→ Source text

Simulation Study 2: the Statistical Power of M2

Simulation 2 was conducted to examine the power of M2 under the conditions of model and Q-matrix misspecifications. The model and Q-matrix misspecifications were regarded as the sources of model–data misfit for DCMs in previous studies (e.g., Kunina-Habenicht et al., 2012; de la Torre and Lee, 2013). Especially, the Q-matrix misspecification can be a very influential source of model-data misfit (Kunina-Habenicht et al., 2012).

The generating models and the Q-matrix in this simulation were identical to those in Simulation 1 except that the LCDM was no longer considered. Identical to Simulation 1, three sample sizes, N = 1,000, N = 2,000, and N = 4,000, and a fixed test length, J = 20, were considered, and each simulation was performed with 500 replications. In addition, according to previous findings (e.g., Kunina-Habenicht et al., 2012; Liu et al., 2016), attribute correlations may affect the power of model-data fit statistics in DCMs, we therefore considered three attribute correlation levels, 0.3, 0.5, and 0.8, to examine the effects of different attribute correlations on the power of M2.

→ Record extracts
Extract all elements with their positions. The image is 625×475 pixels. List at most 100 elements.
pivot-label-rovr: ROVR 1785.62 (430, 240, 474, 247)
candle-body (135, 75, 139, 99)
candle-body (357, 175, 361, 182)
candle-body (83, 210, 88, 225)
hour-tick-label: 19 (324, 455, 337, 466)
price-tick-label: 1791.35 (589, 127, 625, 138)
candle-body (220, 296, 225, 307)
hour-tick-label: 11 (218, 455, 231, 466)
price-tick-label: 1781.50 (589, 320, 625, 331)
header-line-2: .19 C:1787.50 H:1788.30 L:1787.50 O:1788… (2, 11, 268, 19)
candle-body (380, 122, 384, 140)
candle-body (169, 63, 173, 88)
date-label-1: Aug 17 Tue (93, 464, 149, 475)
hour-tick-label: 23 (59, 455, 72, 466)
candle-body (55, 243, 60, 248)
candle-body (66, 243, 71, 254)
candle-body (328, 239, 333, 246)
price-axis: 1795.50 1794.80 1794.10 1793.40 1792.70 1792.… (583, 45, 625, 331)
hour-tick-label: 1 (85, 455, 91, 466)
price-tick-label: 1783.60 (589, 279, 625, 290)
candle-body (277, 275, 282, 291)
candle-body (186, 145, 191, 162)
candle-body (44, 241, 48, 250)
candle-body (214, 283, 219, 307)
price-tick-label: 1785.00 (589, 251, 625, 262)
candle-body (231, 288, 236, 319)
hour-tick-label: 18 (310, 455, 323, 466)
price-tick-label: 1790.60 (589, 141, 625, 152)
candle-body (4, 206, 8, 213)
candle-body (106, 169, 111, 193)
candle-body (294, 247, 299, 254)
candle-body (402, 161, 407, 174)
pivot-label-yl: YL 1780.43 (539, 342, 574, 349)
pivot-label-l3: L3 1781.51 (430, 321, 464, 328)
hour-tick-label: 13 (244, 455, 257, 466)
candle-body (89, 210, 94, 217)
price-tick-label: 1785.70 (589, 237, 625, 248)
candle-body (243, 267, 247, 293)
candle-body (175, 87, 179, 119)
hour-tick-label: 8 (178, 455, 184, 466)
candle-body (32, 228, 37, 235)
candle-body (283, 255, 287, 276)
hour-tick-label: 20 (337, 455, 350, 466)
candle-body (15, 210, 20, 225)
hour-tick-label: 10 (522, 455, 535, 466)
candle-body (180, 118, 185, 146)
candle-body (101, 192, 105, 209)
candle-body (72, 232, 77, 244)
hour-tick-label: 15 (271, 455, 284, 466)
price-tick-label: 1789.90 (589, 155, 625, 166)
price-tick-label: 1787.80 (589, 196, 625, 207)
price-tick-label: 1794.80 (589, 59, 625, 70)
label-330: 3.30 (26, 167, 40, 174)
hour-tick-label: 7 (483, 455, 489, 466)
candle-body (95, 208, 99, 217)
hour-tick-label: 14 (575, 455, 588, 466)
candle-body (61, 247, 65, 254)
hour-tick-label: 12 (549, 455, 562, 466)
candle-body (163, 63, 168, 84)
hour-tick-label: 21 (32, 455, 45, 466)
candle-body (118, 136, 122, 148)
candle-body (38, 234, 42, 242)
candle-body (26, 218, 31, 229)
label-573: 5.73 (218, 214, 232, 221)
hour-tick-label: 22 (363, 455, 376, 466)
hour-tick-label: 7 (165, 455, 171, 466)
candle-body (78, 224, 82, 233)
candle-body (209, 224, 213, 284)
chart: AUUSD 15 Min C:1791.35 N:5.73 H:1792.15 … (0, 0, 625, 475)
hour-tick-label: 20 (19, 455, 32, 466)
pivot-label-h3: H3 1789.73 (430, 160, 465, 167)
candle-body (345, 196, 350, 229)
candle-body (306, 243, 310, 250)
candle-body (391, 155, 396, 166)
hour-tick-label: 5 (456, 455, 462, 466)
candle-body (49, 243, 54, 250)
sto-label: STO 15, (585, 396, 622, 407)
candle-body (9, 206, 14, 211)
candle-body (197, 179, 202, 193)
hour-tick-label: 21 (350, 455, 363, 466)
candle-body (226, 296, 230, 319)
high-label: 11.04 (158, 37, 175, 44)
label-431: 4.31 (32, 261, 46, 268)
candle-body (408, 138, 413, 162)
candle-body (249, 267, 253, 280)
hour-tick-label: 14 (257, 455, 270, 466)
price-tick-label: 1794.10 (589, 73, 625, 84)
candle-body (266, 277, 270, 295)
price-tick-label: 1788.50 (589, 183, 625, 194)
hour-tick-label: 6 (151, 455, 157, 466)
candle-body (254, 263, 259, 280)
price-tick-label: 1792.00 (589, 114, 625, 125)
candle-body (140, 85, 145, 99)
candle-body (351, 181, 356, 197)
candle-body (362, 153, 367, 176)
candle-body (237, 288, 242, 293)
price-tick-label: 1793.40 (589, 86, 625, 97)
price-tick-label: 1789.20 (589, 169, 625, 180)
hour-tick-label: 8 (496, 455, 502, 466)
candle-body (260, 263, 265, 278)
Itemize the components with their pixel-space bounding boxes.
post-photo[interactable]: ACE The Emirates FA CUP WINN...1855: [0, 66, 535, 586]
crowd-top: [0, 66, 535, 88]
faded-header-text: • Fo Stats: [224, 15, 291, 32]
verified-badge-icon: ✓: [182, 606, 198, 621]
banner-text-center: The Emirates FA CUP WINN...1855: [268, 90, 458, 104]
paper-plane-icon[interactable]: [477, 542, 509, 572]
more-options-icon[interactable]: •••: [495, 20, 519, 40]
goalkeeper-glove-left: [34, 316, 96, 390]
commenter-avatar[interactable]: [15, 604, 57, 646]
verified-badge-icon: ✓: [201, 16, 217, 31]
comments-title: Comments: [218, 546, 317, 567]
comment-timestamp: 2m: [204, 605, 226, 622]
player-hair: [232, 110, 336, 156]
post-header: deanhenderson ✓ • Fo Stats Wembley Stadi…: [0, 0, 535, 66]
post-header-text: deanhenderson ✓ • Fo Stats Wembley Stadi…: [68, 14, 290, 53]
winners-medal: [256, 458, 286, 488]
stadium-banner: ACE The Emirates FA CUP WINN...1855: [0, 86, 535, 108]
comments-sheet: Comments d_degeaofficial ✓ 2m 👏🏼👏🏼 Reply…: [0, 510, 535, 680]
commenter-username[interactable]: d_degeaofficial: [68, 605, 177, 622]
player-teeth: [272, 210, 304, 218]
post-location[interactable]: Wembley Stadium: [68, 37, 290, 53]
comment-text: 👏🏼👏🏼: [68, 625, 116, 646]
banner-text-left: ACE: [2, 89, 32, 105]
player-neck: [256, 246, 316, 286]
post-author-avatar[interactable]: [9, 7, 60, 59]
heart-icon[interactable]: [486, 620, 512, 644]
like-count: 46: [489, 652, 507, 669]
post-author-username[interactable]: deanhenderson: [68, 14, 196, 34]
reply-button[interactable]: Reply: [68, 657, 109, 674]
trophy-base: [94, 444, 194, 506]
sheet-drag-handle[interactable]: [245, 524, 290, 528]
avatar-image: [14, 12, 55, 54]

→ Problem requirements
Quote the whole passage on the statistical power of M2 word for word. The listing isn't needed for the work here.

→ Expected output
Simulation Study 2: the Statistical Power of M2

Simulation 2 was conducted to examine the power of M2 under the conditions of model and Q-matrix misspecifications. The model and Q-matrix misspecifications were regarded as the sources of model–data misfit for DCMs in previous studies (e.g., Kunina-Habenicht et al., 2012; de la Torre and Lee, 2013). Especially, the Q-matrix misspecification can be a very influential source of model-data misfit (Kunina-Habenicht et al., 2012).

The generating models and the Q-matrix in this simulation were identical to those in Simulation 1 except that the LCDM was no longer considered. Identical to Simulation 1, three sample sizes, N = 1,000, N = 2,000, and N = 4,000, and a fixed test length, J = 20, were considered, and each simulation was performed with 500 replications. In addition, according to previous findings (e.g., Kunina-Habenicht et al., 2012; Liu et al., 2016), attribute correlations may affect the power of model-data fit statistics in DCMs, we therefore considered three attribute correlation levels, 0.3, 0.5, and 0.8, to examine the effects of different attribute correlations on the power of M2.